» **Exercise**: Return a copy of each line that holds the string "Bupati".

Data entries
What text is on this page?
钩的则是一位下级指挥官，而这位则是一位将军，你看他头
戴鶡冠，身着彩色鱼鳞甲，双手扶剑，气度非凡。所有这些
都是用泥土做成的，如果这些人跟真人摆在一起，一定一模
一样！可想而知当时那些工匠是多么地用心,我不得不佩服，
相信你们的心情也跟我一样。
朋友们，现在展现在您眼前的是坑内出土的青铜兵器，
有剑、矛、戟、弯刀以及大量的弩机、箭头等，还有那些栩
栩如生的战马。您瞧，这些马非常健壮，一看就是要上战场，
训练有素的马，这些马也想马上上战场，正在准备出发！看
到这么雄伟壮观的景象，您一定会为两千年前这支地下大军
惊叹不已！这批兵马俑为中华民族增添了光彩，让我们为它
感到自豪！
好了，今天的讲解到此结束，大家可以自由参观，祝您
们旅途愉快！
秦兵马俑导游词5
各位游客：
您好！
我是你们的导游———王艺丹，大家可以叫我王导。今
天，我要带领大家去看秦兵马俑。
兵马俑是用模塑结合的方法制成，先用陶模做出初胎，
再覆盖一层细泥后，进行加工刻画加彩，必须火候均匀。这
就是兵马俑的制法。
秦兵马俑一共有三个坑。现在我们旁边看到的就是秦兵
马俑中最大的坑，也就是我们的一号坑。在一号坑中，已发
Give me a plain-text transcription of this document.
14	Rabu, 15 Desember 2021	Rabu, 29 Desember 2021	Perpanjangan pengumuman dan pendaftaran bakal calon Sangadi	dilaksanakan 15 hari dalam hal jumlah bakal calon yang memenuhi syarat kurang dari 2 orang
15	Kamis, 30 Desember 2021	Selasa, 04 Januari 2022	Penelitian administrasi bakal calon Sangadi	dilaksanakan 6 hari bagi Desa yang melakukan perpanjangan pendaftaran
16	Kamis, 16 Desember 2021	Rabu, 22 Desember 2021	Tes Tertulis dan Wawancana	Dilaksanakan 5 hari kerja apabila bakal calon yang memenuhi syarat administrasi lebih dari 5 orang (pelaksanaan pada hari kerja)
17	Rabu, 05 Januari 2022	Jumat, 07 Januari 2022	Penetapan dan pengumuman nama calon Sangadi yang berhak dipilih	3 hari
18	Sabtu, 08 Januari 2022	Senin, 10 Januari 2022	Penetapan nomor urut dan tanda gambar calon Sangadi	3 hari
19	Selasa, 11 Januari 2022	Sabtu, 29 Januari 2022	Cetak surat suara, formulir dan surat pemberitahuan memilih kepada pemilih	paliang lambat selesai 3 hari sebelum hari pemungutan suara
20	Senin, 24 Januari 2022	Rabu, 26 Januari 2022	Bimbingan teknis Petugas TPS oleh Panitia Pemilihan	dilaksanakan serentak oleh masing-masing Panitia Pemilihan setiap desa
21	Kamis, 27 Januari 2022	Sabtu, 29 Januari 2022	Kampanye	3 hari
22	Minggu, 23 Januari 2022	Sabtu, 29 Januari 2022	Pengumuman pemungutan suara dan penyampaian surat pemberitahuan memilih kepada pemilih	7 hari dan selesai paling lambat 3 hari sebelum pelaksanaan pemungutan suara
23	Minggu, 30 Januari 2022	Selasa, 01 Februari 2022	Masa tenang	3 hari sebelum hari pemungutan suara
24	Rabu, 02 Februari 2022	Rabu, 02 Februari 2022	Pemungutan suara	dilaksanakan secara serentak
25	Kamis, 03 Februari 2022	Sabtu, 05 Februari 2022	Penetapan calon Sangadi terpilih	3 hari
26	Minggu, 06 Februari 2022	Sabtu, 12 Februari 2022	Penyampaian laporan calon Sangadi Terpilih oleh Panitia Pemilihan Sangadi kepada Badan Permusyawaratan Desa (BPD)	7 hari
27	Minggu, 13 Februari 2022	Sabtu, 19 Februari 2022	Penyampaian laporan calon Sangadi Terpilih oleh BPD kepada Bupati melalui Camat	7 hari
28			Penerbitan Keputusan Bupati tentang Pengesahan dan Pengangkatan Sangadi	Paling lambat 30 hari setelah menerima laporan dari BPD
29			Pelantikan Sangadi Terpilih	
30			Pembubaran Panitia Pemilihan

» **Exercise response**:
27	Minggu, 13 Februari 2022	Sabtu, 19 Februari 2022	Penyampaian laporan calon Sangadi Terpilih oleh BPD kepada Bupati melalui Camat	7 hari
28			Penerbitan Keputusan Bupati tentang Pengesahan dan Pengangkatan Sangadi	Paling lambat 30 hari setelah menerima laporan dari BPD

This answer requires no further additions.